TASK INSTRUCTIONS. Would you please retype the records that follow, word for word?

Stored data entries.
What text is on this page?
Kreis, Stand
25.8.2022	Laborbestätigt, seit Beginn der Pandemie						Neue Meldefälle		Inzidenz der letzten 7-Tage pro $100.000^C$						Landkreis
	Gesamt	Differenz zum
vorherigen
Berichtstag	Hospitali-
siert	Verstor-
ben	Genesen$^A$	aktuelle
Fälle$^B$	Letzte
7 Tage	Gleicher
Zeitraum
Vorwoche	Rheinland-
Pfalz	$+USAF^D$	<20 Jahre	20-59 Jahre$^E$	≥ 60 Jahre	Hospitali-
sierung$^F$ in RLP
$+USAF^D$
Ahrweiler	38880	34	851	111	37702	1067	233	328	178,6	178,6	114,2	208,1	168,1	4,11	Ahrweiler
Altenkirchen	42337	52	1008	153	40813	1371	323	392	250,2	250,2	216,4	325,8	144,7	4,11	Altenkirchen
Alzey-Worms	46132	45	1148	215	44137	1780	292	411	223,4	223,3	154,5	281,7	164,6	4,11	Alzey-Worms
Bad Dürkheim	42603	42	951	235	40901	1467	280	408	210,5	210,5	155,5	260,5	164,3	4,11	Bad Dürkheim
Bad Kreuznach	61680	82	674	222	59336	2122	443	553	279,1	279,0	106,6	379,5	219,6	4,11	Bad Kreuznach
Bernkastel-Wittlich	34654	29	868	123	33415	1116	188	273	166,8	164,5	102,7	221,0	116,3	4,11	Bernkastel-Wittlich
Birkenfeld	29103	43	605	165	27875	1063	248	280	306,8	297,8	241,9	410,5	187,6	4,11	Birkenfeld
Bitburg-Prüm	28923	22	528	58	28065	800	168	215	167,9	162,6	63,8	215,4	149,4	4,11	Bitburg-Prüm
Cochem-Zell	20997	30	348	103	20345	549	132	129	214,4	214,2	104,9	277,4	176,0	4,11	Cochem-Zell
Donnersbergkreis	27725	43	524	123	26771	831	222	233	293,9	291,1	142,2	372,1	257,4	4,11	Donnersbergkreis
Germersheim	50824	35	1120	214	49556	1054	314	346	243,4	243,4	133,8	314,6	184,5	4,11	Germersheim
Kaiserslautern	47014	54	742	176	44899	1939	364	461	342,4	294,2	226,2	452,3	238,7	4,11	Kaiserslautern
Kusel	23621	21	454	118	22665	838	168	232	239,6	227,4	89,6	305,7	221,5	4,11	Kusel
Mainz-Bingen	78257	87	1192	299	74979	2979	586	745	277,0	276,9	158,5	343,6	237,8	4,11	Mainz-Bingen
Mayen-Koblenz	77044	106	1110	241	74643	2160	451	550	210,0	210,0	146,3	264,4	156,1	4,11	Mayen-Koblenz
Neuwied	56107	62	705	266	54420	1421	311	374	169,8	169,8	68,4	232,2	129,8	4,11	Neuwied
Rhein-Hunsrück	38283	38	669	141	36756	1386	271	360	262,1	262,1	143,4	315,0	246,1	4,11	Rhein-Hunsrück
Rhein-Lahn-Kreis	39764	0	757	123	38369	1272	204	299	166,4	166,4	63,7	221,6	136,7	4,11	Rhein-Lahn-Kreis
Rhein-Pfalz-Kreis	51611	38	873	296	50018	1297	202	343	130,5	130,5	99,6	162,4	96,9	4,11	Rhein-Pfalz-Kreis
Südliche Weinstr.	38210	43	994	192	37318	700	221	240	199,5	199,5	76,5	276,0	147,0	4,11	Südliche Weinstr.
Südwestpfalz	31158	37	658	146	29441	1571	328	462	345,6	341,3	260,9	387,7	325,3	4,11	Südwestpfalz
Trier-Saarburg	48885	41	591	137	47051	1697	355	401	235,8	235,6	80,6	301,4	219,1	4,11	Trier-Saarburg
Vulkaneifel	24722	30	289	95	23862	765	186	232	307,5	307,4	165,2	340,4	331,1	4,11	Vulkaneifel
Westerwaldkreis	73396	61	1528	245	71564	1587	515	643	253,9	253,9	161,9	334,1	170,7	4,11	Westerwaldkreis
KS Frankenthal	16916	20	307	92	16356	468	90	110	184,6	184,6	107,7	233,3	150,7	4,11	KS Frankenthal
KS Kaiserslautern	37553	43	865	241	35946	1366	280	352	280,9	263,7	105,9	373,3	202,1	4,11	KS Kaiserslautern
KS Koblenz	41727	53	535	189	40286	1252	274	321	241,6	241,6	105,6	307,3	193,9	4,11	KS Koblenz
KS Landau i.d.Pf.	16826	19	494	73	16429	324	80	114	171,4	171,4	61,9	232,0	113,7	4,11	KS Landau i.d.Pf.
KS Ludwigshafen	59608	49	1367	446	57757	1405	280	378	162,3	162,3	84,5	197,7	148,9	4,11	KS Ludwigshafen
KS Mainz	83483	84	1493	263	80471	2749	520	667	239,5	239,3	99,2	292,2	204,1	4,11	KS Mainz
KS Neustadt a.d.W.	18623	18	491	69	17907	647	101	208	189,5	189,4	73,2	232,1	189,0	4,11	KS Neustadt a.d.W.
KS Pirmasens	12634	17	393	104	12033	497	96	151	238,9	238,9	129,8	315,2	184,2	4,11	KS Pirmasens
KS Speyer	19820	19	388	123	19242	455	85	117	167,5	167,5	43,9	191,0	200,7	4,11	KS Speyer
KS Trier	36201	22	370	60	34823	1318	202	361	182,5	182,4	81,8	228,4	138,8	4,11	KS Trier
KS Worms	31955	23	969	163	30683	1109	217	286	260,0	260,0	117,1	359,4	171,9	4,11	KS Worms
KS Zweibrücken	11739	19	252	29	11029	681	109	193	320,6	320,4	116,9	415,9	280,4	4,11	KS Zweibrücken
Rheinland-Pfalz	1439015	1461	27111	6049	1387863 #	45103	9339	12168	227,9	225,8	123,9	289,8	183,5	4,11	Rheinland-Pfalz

EXERCISE OUTPUT.
What text is on this page?
Kreis, Stand
25.8.2022	Laborbestätigt, seit Beginn der Pandemie						Neue Meldefälle		Inzidenz der letzten 7-Tage pro $100.000^C$						Landkreis
	Gesamt	Differenz zum
vorherigen
Berichtstag	Hospitali-
siert	Verstor-
ben	Genesen$^A$	aktuelle
Fälle$^B$	Letzte
7 Tage	Gleicher
Zeitraum
Vorwoche	Rheinland-
Pfalz	$+USAF^D$	<20 Jahre	20-59 Jahre$^E$	≥ 60 Jahre	Hospitali-
sierung$^F$ in RLP
$+USAF^D$
Ahrweiler	38880	34	851	111	37702	1067	233	328	178,6	178,6	114,2	208,1	168,1	4,11	Ahrweiler
Altenkirchen	42337	52	1008	153	40813	1371	323	392	250,2	250,2	216,4	325,8	144,7	4,11	Altenkirchen
Alzey-Worms	46132	45	1148	215	44137	1780	292	411	223,4	223,3	154,5	281,7	164,6	4,11	Alzey-Worms
Bad Dürkheim	42603	42	951	235	40901	1467	280	408	210,5	210,5	155,5	260,5	164,3	4,11	Bad Dürkheim
Bad Kreuznach	61680	82	674	222	59336	2122	443	553	279,1	279,0	106,6	379,5	219,6	4,11	Bad Kreuznach
Bernkastel-Wittlich	34654	29	868	123	33415	1116	188	273	166,8	164,5	102,7	221,0	116,3	4,11	Bernkastel-Wittlich
Birkenfeld	29103	43	605	165	27875	1063	248	280	306,8	297,8	241,9	410,5	187,6	4,11	Birkenfeld
Bitburg-Prüm	28923	22	528	58	28065	800	168	215	167,9	162,6	63,8	215,4	149,4	4,11	Bitburg-Prüm
Cochem-Zell	20997	30	348	103	20345	549	132	129	214,4	214,2	104,9	277,4	176,0	4,11	Cochem-Zell
Donnersbergkreis	27725	43	524	123	26771	831	222	233	293,9	291,1	142,2	372,1	257,4	4,11	Donnersbergkreis
Germersheim	50824	35	1120	214	49556	1054	314	346	243,4	243,4	133,8	314,6	184,5	4,11	Germersheim
Kaiserslautern	47014	54	742	176	44899	1939	364	461	342,4	294,2	226,2	452,3	238,7	4,11	Kaiserslautern
Kusel	23621	21	454	118	22665	838	168	232	239,6	227,4	89,6	305,7	221,5	4,11	Kusel
Mainz-Bingen	78257	87	1192	299	74979	2979	586	745	277,0	276,9	158,5	343,6	237,8	4,11	Mainz-Bingen
Mayen-Koblenz	77044	106	1110	241	74643	2160	451	550	210,0	210,0	146,3	264,4	156,1	4,11	Mayen-Koblenz
Neuwied	56107	62	705	266	54420	1421	311	374	169,8	169,8	68,4	232,2	129,8	4,11	Neuwied
Rhein-Hunsrück	38283	38	669	141	36756	1386	271	360	262,1	262,1	143,4	315,0	246,1	4,11	Rhein-Hunsrück
Rhein-Lahn-Kreis	39764	0	757	123	38369	1272	204	299	166,4	166,4	63,7	221,6	136,7	4,11	Rhein-Lahn-Kreis
Rhein-Pfalz-Kreis	51611	38	873	296	50018	1297	202	343	130,5	130,5	99,6	162,4	96,9	4,11	Rhein-Pfalz-Kreis
Südliche Weinstr.	38210	43	994	192	37318	700	221	240	199,5	199,5	76,5	276,0	147,0	4,11	Südliche Weinstr.
Südwestpfalz	31158	37	658	146	29441	1571	328	462	345,6	341,3	260,9	387,7	325,3	4,11	Südwestpfalz
Trier-Saarburg	48885	41	591	137	47051	1697	355	401	235,8	235,6	80,6	301,4	219,1	4,11	Trier-Saarburg
Vulkaneifel	24722	30	289	95	23862	765	186	232	307,5	307,4	165,2	340,4	331,1	4,11	Vulkaneifel
Westerwaldkreis	73396	61	1528	245	71564	1587	515	643	253,9	253,9	161,9	334,1	170,7	4,11	Westerwaldkreis
KS Frankenthal	16916	20	307	92	16356	468	90	110	184,6	184,6	107,7	233,3	150,7	4,11	KS Frankenthal
KS Kaiserslautern	37553	43	865	241	35946	1366	280	352	280,9	263,7	105,9	373,3	202,1	4,11	KS Kaiserslautern
KS Koblenz	41727	53	535	189	40286	1252	274	321	241,6	241,6	105,6	307,3	193,9	4,11	KS Koblenz
KS Landau i.d.Pf.	16826	19	494	73	16429	324	80	114	171,4	171,4	61,9	232,0	113,7	4,11	KS Landau i.d.Pf.
KS Ludwigshafen	59608	49	1367	446	57757	1405	280	378	162,3	162,3	84,5	197,7	148,9	4,11	KS Ludwigshafen
KS Mainz	83483	84	1493	263	80471	2749	520	667	239,5	239,3	99,2	292,2	204,1	4,11	KS Mainz
KS Neustadt a.d.W.	18623	18	491	69	17907	647	101	208	189,5	189,4	73,2	232,1	189,0	4,11	KS Neustadt a.d.W.
KS Pirmasens	12634	17	393	104	12033	497	96	151	238,9	238,9	129,8	315,2	184,2	4,11	KS Pirmasens
KS Speyer	19820	19	388	123	19242	455	85	117	167,5	167,5	43,9	191,0	200,7	4,11	KS Speyer
KS Trier	36201	22	370	60	34823	1318	202	361	182,5	182,4	81,8	228,4	138,8	4,11	KS Trier
KS Worms	31955	23	969	163	30683	1109	217	286	260,0	260,0	117,1	359,4	171,9	4,11	KS Worms
KS Zweibrücken	11739	19	252	29	11029	681	109	193	320,6	320,4	116,9	415,9	280,4	4,11	KS Zweibrücken
Rheinland-Pfalz	1439015	1461	27111	6049	1387863 #	45103	9339	12168	227,9	225,8	123,9	289,8	183,5	4,11	Rheinland-Pfalz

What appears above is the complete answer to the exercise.